TASK REQUIREMENTS:
Restate the entries below word for word, omitting nothing.
▶
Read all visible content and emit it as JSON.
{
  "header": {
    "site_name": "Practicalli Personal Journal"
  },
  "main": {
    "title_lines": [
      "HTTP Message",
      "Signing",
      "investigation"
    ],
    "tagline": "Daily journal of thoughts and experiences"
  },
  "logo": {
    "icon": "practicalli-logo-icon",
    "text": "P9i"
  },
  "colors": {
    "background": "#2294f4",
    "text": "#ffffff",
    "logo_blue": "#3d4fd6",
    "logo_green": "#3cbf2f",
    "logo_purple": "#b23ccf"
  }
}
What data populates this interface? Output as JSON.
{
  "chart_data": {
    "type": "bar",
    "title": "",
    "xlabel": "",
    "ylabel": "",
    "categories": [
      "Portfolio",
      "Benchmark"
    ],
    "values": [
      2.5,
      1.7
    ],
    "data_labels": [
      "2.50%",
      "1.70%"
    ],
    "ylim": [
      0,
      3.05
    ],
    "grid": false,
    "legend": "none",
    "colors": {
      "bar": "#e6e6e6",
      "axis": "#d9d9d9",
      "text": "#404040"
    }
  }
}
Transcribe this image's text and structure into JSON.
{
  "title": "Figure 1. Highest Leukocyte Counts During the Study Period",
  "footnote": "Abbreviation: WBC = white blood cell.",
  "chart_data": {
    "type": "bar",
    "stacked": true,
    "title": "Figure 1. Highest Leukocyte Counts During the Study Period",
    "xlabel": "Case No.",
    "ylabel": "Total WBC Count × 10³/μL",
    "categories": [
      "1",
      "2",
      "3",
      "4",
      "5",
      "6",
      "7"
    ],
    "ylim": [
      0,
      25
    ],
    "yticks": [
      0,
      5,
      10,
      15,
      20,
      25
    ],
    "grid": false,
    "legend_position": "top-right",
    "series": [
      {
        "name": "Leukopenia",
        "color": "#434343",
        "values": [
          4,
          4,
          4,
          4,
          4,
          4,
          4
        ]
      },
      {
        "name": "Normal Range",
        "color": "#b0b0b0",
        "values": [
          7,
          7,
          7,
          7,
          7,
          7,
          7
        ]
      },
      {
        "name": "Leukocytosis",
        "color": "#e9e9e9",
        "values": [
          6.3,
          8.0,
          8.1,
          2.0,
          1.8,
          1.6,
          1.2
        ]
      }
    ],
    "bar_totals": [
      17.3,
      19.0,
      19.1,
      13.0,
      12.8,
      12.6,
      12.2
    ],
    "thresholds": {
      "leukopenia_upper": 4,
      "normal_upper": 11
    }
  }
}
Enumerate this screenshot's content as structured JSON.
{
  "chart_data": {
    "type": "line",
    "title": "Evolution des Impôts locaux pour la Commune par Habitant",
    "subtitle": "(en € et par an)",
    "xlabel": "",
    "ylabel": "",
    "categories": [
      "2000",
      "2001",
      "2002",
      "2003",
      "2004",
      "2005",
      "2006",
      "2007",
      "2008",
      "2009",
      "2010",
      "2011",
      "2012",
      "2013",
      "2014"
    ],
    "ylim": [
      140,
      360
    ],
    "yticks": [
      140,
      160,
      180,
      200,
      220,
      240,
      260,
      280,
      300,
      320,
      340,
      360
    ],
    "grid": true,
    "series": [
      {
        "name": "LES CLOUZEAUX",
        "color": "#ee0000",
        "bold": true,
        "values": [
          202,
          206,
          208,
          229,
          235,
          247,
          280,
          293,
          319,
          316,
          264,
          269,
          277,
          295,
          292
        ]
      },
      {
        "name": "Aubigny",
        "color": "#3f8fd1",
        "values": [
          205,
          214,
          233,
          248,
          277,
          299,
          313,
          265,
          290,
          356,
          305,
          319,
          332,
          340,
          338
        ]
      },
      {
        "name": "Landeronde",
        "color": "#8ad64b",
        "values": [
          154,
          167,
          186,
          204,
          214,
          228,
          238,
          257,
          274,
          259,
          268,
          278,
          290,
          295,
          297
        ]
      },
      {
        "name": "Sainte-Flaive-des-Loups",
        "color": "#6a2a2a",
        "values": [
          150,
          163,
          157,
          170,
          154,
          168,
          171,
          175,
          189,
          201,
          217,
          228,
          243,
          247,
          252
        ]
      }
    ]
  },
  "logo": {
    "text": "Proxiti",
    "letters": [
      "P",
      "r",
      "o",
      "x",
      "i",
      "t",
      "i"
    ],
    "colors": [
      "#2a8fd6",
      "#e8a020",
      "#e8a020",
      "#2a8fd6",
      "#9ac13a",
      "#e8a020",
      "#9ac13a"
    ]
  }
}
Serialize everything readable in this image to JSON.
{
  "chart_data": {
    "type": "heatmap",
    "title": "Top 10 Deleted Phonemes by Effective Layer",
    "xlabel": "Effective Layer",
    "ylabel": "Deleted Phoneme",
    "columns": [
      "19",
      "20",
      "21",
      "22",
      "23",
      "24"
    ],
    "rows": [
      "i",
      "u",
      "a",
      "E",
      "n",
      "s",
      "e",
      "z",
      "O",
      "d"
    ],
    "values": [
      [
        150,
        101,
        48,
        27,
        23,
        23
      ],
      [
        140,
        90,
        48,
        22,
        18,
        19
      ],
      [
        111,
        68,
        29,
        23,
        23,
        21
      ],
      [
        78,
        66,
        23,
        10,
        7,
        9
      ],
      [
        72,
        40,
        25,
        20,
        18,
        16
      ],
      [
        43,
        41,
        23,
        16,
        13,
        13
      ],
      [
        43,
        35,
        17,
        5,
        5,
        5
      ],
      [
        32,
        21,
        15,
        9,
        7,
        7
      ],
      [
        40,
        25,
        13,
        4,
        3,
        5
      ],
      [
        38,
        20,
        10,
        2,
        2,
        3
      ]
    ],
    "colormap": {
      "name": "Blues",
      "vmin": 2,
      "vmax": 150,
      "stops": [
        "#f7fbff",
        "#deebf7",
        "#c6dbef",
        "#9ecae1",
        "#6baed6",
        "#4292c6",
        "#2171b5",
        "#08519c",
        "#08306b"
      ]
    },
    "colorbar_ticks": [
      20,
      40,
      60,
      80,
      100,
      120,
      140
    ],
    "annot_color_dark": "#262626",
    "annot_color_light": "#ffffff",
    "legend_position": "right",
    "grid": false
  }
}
◀
SOLUTION TO THE PROBLEM:
Read all visible content and emit it as JSON.
{
  "header": {
    "site_name": "Practicalli Personal Journal"
  },
  "main": {
    "title_lines": [
      "HTTP Message",
      "Signing",
      "investigation"
    ],
    "tagline": "Daily journal of thoughts and experiences"
  },
  "logo": {
    "icon": "practicalli-logo-icon",
    "text": "P9i"
  },
  "colors": {
    "background": "#2294f4",
    "text": "#ffffff",
    "logo_blue": "#3d4fd6",
    "logo_green": "#3cbf2f",
    "logo_purple": "#b23ccf"
  }
}
What data populates this interface? Output as JSON.
{
  "chart_data": {
    "type": "bar",
    "title": "",
    "xlabel": "",
    "ylabel": "",
    "categories": [
      "Portfolio",
      "Benchmark"
    ],
    "values": [
      2.5,
      1.7
    ],
    "data_labels": [
      "2.50%",
      "1.70%"
    ],
    "ylim": [
      0,
      3.05
    ],
    "grid": false,
    "legend": "none",
    "colors": {
      "bar": "#e6e6e6",
      "axis": "#d9d9d9",
      "text": "#404040"
    }
  }
}
Transcribe this image's text and structure into JSON.
{
  "title": "Figure 1. Highest Leukocyte Counts During the Study Period",
  "footnote": "Abbreviation: WBC = white blood cell.",
  "chart_data": {
    "type": "bar",
    "stacked": true,
    "title": "Figure 1. Highest Leukocyte Counts During the Study Period",
    "xlabel": "Case No.",
    "ylabel": "Total WBC Count × 10³/μL",
    "categories": [
      "1",
      "2",
      "3",
      "4",
      "5",
      "6",
      "7"
    ],
    "ylim": [
      0,
      25
    ],
    "yticks": [
      0,
      5,
      10,
      15,
      20,
      25
    ],
    "grid": false,
    "legend_position": "top-right",
    "series": [
      {
        "name": "Leukopenia",
        "color": "#434343",
        "values": [
          4,
          4,
          4,
          4,
          4,
          4,
          4
        ]
      },
      {
        "name": "Normal Range",
        "color": "#b0b0b0",
        "values": [
          7,
          7,
          7,
          7,
          7,
          7,
          7
        ]
      },
      {
        "name": "Leukocytosis",
        "color": "#e9e9e9",
        "values": [
          6.3,
          8.0,
          8.1,
          2.0,
          1.8,
          1.6,
          1.2
        ]
      }
    ],
    "bar_totals": [
      17.3,
      19.0,
      19.1,
      13.0,
      12.8,
      12.6,
      12.2
    ],
    "thresholds": {
      "leukopenia_upper": 4,
      "normal_upper": 11
    }
  }
}
Enumerate this screenshot's content as structured JSON.
{
  "chart_data": {
    "type": "line",
    "title": "Evolution des Impôts locaux pour la Commune par Habitant",
    "subtitle": "(en € et par an)",
    "xlabel": "",
    "ylabel": "",
    "categories": [
      "2000",
      "2001",
      "2002",
      "2003",
      "2004",
      "2005",
      "2006",
      "2007",
      "2008",
      "2009",
      "2010",
      "2011",
      "2012",
      "2013",
      "2014"
    ],
    "ylim": [
      140,
      360
    ],
    "yticks": [
      140,
      160,
      180,
      200,
      220,
      240,
      260,
      280,
      300,
      320,
      340,
      360
    ],
    "grid": true,
    "series": [
      {
        "name": "LES CLOUZEAUX",
        "color": "#ee0000",
        "bold": true,
        "values": [
          202,
          206,
          208,
          229,
          235,
          247,
          280,
          293,
          319,
          316,
          264,
          269,
          277,
          295,
          292
        ]
      },
      {
        "name": "Aubigny",
        "color": "#3f8fd1",
        "values": [
          205,
          214,
          233,
          248,
          277,
          299,
          313,
          265,
          290,
          356,
          305,
          319,
          332,
          340,
          338
        ]
      },
      {
        "name": "Landeronde",
        "color": "#8ad64b",
        "values": [
          154,
          167,
          186,
          204,
          214,
          228,
          238,
          257,
          274,
          259,
          268,
          278,
          290,
          295,
          297
        ]
      },
      {
        "name": "Sainte-Flaive-des-Loups",
        "color": "#6a2a2a",
        "values": [
          150,
          163,
          157,
          170,
          154,
          168,
          171,
          175,
          189,
          201,
          217,
          228,
          243,
          247,
          252
        ]
      }
    ]
  },
  "logo": {
    "text": "Proxiti",
    "letters": [
      "P",
      "r",
      "o",
      "x",
      "i",
      "t",
      "i"
    ],
    "colors": [
      "#2a8fd6",
      "#e8a020",
      "#e8a020",
      "#2a8fd6",
      "#9ac13a",
      "#e8a020",
      "#9ac13a"
    ]
  }
}
Serialize everything readable in this image to JSON.
{
  "chart_data": {
    "type": "heatmap",
    "title": "Top 10 Deleted Phonemes by Effective Layer",
    "xlabel": "Effective Layer",
    "ylabel": "Deleted Phoneme",
    "columns": [
      "19",
      "20",
      "21",
      "22",
      "23",
      "24"
    ],
    "rows": [
      "i",
      "u",
      "a",
      "E",
      "n",
      "s",
      "e",
      "z",
      "O",
      "d"
    ],
    "values": [
      [
        150,
        101,
        48,
        27,
        23,
        23
      ],
      [
        140,
        90,
        48,
        22,
        18,
        19
      ],
      [
        111,
        68,
        29,
        23,
        23,
        21
      ],
      [
        78,
        66,
        23,
        10,
        7,
        9
      ],
      [
        72,
        40,
        25,
        20,
        18,
        16
      ],
      [
        43,
        41,
        23,
        16,
        13,
        13
      ],
      [
        43,
        35,
        17,
        5,
        5,
        5
      ],
      [
        32,
        21,
        15,
        9,
        7,
        7
      ],
      [
        40,
        25,
        13,
        4,
        3,
        5
      ],
      [
        38,
        20,
        10,
        2,
        2,
        3
      ]
    ],
    "colormap": {
      "name": "Blues",
      "vmin": 2,
      "vmax": 150,
      "stops": [
        "#f7fbff",
        "#deebf7",
        "#c6dbef",
        "#9ecae1",
        "#6baed6",
        "#4292c6",
        "#2171b5",
        "#08519c",
        "#08306b"
      ]
    },
    "colorbar_ticks": [
      20,
      40,
      60,
      80,
      100,
      120,
      140
    ],
    "annot_color_dark": "#262626",
    "annot_color_light": "#ffffff",
    "legend_position": "right",
    "grid": false
  }
}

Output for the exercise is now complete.